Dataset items

┌──

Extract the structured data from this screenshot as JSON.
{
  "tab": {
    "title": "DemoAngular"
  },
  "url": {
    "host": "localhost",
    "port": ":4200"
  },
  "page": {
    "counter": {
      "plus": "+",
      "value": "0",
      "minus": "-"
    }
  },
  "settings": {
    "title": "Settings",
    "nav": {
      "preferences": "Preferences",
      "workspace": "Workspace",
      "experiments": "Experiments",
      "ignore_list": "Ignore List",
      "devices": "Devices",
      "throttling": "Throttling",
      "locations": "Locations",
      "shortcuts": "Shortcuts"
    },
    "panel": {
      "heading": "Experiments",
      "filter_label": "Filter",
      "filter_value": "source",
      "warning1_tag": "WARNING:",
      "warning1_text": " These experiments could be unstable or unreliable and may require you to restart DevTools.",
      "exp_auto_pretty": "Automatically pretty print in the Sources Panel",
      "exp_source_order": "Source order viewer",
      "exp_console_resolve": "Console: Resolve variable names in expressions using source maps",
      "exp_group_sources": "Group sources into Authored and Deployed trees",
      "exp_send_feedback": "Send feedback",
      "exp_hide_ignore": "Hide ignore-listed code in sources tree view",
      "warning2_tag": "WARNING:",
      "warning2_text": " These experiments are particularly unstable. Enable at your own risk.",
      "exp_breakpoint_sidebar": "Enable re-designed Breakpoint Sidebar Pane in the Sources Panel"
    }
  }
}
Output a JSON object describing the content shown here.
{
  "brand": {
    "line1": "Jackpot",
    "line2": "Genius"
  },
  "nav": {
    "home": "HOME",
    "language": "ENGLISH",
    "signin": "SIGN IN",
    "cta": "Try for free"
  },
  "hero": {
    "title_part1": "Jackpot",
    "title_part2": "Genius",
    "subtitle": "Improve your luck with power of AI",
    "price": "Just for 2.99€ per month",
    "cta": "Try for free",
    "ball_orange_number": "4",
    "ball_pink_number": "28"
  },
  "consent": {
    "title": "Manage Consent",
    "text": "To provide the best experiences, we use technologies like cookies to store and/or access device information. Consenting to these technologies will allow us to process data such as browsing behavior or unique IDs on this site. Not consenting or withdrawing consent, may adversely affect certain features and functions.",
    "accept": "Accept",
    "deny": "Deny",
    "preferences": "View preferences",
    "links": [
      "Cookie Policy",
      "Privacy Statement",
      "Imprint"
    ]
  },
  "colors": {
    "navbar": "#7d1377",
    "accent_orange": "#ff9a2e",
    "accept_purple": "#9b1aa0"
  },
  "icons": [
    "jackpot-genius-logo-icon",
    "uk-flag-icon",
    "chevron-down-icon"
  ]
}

└──

§ What you will do: All lines of the data above that include the word "your" must be shown.

§ Answer to the problem:
      "warning2_text": " These experiments are particularly unstable. Enable at your own risk.",
    "subtitle": "Improve your luck with power of AI",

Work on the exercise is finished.